- REQUEST 1
Reproduce the listing verbatim, from its first line through the line holding "subsection-heading-1: （一）主要考核指标完成情况 bbox=[251, 749, 681, 788]", inclusive.

--- Begin SOURCE DOCUMENT ---

Re: [gentoo-dev] Project Sunrise resumed again (was Resignation)

2006-08-02 Thread Lance Albertson
Brian Harring wrote:
> On Wed, Aug 02, 2006 at 08:05:15PM +0200, Carsten Lohrke wrote:

>> Local overlays are fine as the user exactly knows what he does in his 
>> private 
>> overlay (and hopefully follows eclass changes), development overlays are 
>> fine 
>> (assuming the group of people controls the releavant overlays as well), 
>> overlays like Sunrise are problematic, not to use such anal words as you do.
> 
> Why are they problematic?  Because of your assumption that they won't 
> maintain it?
> 
> It's the same thing as gentoo-x86 (I will keep stating that till it's 
> grilled into peoples heads also), this is _not_ a new issue so why are 
> people leveling issues of gentoo-x86 as new issues of sunrise?
> 
> So someone goes and breaks something in gentoo-x86 that breaks 
> something for sunrise.  Fine, it's sunrises' mess to clean up; they've 
> volunteered to do this work, I don't see how you can claim it as a 
> negative when they've accepted it as part of _their_ work.

I think the point a lot of people are concerned about are packages that
contain libraries or other dependencies that reside in the sunrise tree.
There's a good chance that a package in the regular tree will link
against a package from sunrise, the user will have no idea or forget
that they installed that app from sunrise (and the dep exists), and a
bug arises. Who's fault is it? Is it the package maintainer in the
regular tree, or sunrise? How do you stop excessive bug traffic for
issues like this?

Another issue I think people are ignoring here is the fact that sunrise
isn't focused on a particular part of the tree. I think Ciaran made a
point earlier (that was probably ignored) about the fact of why we have
herds in the regular tree. They aren't perfect, but they still do a
decent job of gathering people who have a good understand about a
certain group of packages. I have a hard time believing that the same
type of quality exists with the number of devs working on it. The
difference between sunrise and say the php overlay is the fact that
sunrise isn't focused on a set of packages (just ones that people want
that aren't in the tree) compared to a focused set for a specific
purpose (php).

--- End SOURCE DOCUMENT ---

- REQUEST 2
Using the Gentoo mailing-list post, state whether each statement agrees with it. Answer yes or no, and quote the words that decide it. (a) Lance Albertson says that sunrise is focused on a particular part of the tree. (b) In the lines Brian Harring wrote, he says the issue is not a new one. (c) The php overlay is described as a focused set for a specific purpose.

--- Begin ENTRIES SUPPLIED ---

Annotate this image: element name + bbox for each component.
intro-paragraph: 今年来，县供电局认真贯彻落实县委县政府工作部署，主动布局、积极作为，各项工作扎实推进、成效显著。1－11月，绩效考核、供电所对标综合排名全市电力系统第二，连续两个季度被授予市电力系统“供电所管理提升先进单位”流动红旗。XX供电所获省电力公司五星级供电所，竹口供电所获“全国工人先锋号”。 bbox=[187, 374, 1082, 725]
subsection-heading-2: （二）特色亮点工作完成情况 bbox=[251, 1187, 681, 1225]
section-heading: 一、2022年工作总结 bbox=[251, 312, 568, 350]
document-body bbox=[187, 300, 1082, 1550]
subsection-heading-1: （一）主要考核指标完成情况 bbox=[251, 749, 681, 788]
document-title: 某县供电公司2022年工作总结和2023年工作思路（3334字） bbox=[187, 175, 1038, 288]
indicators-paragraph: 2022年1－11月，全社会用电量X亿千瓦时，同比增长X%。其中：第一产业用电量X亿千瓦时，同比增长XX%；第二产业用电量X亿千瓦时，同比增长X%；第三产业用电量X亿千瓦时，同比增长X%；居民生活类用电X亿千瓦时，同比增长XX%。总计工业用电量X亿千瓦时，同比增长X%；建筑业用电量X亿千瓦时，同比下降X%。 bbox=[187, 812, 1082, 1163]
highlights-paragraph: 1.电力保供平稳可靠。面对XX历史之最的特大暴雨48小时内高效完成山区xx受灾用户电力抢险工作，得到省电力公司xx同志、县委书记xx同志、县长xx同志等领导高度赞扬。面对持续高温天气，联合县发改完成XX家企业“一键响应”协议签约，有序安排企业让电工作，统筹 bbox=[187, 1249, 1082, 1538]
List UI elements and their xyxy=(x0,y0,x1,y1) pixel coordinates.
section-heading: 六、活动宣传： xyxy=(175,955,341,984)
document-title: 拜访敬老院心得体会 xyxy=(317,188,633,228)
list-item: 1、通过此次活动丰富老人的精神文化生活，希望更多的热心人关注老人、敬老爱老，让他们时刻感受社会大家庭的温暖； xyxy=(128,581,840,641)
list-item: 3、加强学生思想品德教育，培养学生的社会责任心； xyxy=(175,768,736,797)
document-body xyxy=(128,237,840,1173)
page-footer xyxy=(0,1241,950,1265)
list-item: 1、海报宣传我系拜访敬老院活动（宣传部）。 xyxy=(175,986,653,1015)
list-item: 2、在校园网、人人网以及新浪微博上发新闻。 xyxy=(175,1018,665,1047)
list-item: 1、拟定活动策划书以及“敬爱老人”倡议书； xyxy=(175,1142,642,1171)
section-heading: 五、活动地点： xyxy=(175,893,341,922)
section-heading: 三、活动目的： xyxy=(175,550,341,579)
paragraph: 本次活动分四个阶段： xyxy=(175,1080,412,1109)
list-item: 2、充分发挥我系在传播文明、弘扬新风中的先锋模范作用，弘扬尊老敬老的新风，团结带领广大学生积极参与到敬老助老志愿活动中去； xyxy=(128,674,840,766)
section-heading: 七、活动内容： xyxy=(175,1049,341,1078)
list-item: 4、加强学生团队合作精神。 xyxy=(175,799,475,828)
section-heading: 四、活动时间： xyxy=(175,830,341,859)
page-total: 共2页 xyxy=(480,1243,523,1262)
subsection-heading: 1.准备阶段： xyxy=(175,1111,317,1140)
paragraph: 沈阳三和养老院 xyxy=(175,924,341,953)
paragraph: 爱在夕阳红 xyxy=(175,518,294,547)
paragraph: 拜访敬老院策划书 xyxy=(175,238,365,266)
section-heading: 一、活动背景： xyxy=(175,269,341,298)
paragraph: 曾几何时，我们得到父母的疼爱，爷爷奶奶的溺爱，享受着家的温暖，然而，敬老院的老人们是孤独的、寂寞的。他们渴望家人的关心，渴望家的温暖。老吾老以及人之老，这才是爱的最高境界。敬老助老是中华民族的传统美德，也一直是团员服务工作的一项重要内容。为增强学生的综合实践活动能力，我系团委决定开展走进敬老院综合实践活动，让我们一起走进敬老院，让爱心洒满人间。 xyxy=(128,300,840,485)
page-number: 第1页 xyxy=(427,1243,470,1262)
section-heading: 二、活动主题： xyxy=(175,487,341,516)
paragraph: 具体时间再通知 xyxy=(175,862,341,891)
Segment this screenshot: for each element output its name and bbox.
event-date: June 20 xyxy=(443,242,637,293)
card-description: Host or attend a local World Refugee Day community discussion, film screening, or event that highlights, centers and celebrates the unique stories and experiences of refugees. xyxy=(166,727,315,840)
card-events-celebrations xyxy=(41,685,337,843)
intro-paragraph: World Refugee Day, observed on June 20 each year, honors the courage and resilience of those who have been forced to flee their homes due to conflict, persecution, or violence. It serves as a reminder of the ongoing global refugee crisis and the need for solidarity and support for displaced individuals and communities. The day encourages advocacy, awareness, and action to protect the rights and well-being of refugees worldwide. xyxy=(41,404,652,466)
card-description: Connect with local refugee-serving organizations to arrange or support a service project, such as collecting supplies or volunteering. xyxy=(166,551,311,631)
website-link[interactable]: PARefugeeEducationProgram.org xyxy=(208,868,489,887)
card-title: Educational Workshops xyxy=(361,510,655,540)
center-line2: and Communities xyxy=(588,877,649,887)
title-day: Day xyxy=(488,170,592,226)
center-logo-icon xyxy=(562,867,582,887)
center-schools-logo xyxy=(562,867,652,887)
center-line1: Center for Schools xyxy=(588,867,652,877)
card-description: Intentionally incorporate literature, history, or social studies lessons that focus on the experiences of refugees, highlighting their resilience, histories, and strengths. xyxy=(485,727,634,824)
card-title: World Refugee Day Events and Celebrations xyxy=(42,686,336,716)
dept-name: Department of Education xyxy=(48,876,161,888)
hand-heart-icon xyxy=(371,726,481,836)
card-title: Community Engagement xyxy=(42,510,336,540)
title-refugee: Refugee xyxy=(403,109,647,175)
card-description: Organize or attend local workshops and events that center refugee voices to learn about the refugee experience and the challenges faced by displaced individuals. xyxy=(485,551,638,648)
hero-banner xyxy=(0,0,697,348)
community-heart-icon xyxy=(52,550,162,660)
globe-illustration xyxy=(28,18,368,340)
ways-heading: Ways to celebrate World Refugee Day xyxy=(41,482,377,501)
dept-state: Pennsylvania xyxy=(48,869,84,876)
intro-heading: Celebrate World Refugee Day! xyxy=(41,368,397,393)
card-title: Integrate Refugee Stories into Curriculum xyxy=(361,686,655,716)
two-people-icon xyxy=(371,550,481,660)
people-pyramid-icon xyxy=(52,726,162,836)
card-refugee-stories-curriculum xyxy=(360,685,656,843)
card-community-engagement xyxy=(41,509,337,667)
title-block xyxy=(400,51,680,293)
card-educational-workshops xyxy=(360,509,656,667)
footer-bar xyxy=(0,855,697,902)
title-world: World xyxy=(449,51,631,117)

--- End ENTRIES SUPPLIED ---

- WRITTEN RESPONSE 1
Annotate this image: element name + bbox for each component.
intro-paragraph: 今年来，县供电局认真贯彻落实县委县政府工作部署，主动布局、积极作为，各项工作扎实推进、成效显著。1－11月，绩效考核、供电所对标综合排名全市电力系统第二，连续两个季度被授予市电力系统“供电所管理提升先进单位”流动红旗。XX供电所获省电力公司五星级供电所，竹口供电所获“全国工人先锋号”。 bbox=[187, 374, 1082, 725]
subsection-heading-2: （二）特色亮点工作完成情况 bbox=[251, 1187, 681, 1225]
section-heading: 一、2022年工作总结 bbox=[251, 312, 568, 350]
document-body bbox=[187, 300, 1082, 1550]
subsection-heading-1: （一）主要考核指标完成情况 bbox=[251, 749, 681, 788]

- WRITTEN RESPONSE 2
(a) No: "sunrise isn't focused on a particular part of the tree"
(b) Yes: "this is _not_ a new issue"
(c) Yes: "a focused set for a specific purpose (php)"